[Rows from a dataset]
○ ○ ○ ○

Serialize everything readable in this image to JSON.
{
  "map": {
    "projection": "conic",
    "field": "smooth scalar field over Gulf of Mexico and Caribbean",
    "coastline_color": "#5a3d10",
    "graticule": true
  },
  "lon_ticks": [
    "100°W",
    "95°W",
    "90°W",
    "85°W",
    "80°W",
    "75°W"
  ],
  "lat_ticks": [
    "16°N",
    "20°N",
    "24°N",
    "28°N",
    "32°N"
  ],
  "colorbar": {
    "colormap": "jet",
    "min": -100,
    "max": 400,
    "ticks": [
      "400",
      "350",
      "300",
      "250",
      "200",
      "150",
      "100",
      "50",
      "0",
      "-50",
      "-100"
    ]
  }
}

○ ○ ○ ○

* [Brief]
Retype the entries one by one, exactly.

* [Answer]
Serialize everything readable in this image to JSON.
{
  "map": {
    "projection": "conic",
    "field": "smooth scalar field over Gulf of Mexico and Caribbean",
    "coastline_color": "#5a3d10",
    "graticule": true
  },
  "lon_ticks": [
    "100°W",
    "95°W",
    "90°W",
    "85°W",
    "80°W",
    "75°W"
  ],
  "lat_ticks": [
    "16°N",
    "20°N",
    "24°N",
    "28°N",
    "32°N"
  ],
  "colorbar": {
    "colormap": "jet",
    "min": -100,
    "max": 400,
    "ticks": [
      "400",
      "350",
      "300",
      "250",
      "200",
      "150",
      "100",
      "50",
      "0",
      "-50",
      "-100"
    ]
  }
}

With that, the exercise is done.